### Directive
Gather, from the listing beneath this task, every line holding the string "JSON".

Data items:
— start —
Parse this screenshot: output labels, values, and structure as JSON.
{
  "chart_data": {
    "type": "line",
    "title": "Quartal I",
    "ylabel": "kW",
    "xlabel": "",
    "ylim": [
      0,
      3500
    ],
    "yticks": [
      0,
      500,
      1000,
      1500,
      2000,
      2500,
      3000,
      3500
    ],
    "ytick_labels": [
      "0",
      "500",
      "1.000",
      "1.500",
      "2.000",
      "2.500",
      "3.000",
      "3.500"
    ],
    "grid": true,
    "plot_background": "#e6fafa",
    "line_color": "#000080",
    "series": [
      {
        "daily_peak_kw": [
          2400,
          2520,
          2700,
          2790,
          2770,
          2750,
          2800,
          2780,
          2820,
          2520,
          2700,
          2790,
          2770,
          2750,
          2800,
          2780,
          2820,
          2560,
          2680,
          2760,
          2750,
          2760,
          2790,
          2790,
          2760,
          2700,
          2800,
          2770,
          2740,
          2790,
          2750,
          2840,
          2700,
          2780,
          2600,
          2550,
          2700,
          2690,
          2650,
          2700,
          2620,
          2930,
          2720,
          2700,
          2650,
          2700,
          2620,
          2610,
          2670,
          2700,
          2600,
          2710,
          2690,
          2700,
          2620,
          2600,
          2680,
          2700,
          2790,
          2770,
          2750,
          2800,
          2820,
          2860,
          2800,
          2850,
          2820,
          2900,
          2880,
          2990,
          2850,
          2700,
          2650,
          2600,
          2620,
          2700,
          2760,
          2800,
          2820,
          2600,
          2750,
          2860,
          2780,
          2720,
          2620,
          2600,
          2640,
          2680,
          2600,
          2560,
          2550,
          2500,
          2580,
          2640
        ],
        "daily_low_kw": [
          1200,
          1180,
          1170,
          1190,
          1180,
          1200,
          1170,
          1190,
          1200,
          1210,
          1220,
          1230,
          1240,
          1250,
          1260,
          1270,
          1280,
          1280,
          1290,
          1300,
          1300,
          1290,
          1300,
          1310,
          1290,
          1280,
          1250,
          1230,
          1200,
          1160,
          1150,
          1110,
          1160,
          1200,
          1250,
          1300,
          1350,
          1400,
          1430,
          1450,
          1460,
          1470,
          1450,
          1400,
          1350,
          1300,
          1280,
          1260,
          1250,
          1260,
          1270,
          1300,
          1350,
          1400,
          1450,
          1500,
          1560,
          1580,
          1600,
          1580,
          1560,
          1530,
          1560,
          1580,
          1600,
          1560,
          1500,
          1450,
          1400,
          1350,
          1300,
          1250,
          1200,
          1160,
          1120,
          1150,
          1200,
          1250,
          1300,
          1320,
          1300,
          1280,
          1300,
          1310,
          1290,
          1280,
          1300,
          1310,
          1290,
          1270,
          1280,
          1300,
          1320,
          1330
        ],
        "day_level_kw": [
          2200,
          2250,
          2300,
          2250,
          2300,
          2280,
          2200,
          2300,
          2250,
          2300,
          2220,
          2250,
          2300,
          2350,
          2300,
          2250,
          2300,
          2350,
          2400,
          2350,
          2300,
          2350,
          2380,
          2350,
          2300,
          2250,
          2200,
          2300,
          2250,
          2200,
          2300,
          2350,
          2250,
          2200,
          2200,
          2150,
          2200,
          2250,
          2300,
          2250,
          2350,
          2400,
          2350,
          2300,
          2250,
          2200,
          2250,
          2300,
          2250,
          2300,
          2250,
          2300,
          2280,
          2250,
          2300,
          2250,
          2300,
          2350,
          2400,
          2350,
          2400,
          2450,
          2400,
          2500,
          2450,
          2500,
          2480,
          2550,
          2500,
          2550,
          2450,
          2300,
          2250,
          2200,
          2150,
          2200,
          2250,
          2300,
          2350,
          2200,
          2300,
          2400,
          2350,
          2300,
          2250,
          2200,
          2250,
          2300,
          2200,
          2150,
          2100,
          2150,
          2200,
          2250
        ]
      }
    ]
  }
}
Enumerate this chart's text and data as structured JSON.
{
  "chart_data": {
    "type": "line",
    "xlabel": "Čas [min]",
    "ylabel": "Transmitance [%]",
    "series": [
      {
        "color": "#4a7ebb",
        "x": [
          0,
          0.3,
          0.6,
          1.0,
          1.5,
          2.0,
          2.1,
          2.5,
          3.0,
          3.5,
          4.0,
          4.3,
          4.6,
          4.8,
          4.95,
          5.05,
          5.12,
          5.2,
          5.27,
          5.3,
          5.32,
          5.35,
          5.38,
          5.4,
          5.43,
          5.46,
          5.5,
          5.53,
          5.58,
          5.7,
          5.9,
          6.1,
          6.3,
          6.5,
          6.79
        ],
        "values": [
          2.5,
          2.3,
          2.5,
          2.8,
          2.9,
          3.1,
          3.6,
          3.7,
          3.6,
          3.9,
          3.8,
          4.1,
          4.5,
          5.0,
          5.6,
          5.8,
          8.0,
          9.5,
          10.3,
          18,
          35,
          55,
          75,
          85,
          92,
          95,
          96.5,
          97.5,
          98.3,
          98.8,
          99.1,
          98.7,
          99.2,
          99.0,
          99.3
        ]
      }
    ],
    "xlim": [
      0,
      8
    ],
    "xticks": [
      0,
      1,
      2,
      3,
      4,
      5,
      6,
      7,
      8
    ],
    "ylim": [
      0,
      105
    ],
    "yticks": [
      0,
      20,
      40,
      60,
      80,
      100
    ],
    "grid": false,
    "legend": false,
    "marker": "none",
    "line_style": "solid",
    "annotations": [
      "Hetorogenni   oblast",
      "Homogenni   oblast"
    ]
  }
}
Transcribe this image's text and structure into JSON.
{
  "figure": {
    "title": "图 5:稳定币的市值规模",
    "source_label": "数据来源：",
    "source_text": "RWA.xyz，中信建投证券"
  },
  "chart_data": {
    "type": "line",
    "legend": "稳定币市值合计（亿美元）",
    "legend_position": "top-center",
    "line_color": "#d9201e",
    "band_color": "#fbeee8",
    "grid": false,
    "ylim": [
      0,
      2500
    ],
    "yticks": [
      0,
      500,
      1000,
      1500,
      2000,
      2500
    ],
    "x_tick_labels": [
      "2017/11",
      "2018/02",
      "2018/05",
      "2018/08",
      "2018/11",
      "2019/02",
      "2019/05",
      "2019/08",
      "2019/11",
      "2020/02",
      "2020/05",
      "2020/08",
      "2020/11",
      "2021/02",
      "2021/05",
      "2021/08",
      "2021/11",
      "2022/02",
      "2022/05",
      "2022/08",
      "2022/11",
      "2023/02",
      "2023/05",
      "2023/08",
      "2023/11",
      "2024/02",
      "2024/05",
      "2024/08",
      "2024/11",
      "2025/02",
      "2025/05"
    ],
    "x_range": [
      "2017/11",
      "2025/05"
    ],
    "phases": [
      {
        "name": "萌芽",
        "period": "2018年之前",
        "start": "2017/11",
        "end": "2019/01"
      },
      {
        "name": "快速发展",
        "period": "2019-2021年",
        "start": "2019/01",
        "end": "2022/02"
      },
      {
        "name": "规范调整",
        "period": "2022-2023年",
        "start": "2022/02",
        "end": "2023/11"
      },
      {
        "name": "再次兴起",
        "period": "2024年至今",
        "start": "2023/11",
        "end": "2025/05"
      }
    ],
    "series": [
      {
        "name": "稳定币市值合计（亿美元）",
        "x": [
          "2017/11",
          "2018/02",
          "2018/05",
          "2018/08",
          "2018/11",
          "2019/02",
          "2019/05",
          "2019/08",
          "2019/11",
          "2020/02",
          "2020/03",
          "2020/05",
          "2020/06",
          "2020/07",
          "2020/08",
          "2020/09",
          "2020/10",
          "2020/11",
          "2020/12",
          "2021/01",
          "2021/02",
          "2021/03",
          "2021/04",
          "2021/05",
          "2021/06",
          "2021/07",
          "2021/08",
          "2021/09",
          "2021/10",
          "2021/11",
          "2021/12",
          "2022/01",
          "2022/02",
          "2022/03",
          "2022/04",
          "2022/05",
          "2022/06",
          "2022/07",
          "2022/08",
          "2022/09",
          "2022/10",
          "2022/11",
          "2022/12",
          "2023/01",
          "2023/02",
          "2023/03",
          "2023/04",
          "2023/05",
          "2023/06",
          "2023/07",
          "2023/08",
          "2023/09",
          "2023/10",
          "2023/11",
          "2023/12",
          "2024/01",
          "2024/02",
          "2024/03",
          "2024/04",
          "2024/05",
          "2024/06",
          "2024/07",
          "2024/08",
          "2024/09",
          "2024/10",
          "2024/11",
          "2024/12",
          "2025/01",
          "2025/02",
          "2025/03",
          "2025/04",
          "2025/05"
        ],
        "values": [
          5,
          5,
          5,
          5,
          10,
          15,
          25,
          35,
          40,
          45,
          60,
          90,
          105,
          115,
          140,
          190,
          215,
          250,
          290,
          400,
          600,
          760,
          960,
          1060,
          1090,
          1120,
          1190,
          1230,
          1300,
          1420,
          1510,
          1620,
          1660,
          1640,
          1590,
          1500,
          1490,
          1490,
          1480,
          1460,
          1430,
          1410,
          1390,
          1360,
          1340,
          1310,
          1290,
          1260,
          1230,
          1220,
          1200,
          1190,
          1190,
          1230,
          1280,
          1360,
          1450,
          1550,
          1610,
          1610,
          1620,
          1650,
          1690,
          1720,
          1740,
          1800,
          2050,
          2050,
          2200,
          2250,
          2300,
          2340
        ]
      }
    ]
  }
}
— end —
### Answer below
Parse this screenshot: output labels, values, and structure as JSON.
Enumerate this chart's text and data as structured JSON.
Transcribe this image's text and structure into JSON.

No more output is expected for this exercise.